* BEGIN Provided information *
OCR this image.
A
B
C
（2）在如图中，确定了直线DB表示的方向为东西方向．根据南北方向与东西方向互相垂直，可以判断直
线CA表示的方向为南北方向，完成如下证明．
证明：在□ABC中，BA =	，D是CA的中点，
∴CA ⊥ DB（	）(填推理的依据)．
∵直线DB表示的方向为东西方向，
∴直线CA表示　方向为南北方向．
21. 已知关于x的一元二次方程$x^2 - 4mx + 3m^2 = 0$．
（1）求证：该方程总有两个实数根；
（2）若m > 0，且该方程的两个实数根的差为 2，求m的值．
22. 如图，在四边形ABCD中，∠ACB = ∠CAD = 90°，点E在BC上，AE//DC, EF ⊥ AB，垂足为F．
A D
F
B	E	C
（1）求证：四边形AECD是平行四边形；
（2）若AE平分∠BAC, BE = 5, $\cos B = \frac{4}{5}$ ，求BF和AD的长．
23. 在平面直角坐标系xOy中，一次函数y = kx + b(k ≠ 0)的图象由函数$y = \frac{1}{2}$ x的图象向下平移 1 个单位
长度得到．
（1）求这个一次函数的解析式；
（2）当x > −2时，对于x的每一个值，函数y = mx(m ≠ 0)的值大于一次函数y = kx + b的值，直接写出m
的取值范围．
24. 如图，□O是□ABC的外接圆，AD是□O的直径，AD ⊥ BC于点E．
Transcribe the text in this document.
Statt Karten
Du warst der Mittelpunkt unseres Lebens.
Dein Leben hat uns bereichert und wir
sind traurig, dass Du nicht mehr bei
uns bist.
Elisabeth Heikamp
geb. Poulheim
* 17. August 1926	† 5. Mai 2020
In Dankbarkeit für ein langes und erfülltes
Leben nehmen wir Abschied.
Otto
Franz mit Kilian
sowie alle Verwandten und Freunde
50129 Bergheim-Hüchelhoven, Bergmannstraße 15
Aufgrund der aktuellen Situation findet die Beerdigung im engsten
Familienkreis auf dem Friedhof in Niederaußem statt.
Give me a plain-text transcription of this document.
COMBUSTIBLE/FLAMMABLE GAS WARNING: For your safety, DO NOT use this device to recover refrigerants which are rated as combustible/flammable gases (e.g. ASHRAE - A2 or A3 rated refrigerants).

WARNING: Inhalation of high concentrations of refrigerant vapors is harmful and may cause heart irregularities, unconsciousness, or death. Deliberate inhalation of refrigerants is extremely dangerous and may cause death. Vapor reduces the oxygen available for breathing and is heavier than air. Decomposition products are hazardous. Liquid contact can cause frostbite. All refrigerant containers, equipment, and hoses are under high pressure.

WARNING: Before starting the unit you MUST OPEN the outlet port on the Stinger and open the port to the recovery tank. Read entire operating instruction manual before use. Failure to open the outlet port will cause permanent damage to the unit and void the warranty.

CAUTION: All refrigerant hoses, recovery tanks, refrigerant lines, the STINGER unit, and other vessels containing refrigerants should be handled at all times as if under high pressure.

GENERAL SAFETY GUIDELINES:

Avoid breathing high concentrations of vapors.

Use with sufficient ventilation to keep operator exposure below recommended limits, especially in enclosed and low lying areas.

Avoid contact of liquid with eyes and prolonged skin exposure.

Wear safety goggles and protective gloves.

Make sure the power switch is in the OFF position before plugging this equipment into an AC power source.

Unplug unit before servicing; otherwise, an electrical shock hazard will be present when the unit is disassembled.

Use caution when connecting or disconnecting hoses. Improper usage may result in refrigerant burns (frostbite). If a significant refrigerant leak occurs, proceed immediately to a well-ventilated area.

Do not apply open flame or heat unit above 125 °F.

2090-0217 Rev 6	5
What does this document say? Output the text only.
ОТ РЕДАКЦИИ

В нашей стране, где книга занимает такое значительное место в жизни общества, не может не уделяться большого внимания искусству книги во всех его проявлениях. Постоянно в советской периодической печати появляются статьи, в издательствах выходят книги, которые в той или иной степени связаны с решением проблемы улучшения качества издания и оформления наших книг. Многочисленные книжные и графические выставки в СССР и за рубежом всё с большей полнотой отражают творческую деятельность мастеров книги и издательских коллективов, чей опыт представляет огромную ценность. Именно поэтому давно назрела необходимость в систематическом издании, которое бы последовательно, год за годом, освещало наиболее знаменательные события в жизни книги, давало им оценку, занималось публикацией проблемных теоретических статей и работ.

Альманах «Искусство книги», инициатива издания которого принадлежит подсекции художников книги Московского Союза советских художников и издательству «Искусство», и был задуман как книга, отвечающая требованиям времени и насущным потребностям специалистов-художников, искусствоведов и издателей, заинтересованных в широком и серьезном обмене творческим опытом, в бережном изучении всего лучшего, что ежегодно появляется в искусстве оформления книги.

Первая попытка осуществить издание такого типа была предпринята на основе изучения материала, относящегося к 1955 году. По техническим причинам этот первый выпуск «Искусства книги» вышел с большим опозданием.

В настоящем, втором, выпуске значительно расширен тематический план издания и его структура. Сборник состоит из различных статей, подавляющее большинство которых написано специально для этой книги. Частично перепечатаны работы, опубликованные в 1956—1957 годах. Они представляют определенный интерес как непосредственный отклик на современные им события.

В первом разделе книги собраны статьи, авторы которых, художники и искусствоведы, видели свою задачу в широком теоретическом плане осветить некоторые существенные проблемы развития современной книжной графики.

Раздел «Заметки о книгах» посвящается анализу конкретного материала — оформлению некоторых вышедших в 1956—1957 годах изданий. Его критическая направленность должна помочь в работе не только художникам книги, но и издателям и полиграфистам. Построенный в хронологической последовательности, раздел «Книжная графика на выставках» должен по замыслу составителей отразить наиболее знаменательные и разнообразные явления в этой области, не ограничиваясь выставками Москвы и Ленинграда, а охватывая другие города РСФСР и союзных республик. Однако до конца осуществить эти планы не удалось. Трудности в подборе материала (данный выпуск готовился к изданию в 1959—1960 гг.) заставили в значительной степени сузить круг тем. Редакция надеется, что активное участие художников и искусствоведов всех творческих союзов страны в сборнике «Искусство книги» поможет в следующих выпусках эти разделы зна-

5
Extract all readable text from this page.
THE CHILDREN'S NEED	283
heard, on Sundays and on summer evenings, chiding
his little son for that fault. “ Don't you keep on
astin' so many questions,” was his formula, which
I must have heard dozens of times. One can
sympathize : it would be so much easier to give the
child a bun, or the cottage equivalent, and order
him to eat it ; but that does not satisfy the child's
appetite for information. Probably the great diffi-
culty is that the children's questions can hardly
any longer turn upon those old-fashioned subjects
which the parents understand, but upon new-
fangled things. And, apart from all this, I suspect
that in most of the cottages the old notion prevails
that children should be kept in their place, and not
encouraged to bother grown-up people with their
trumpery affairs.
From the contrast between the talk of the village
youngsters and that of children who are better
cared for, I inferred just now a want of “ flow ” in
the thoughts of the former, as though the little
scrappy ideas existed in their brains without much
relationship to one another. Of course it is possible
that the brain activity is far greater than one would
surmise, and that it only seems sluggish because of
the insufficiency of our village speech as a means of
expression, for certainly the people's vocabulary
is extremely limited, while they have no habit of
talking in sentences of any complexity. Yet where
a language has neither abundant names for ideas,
* END Provided information *
• [Direction]
Transcribe exactly, and only, the lines from the one bearing "Extract all readable text from this page." through the last line of the entries, counting both.

• [Result below]
Extract all readable text from this page.
THE CHILDREN'S NEED	283
heard, on Sundays and on summer evenings, chiding
his little son for that fault. “ Don't you keep on
astin' so many questions,” was his formula, which
I must have heard dozens of times. One can
sympathize : it would be so much easier to give the
child a bun, or the cottage equivalent, and order
him to eat it ; but that does not satisfy the child's
appetite for information. Probably the great diffi-
culty is that the children's questions can hardly
any longer turn upon those old-fashioned subjects
which the parents understand, but upon new-
fangled things. And, apart from all this, I suspect
that in most of the cottages the old notion prevails
that children should be kept in their place, and not
encouraged to bother grown-up people with their
trumpery affairs.
From the contrast between the talk of the village
youngsters and that of children who are better
cared for, I inferred just now a want of “ flow ” in
the thoughts of the former, as though the little
scrappy ideas existed in their brains without much
relationship to one another. Of course it is possible
that the brain activity is far greater than one would
surmise, and that it only seems sluggish because of
the insufficiency of our village speech as a means of
expression, for certainly the people's vocabulary
is extremely limited, while they have no habit of
talking in sentences of any complexity. Yet where
a language has neither abundant names for ideas,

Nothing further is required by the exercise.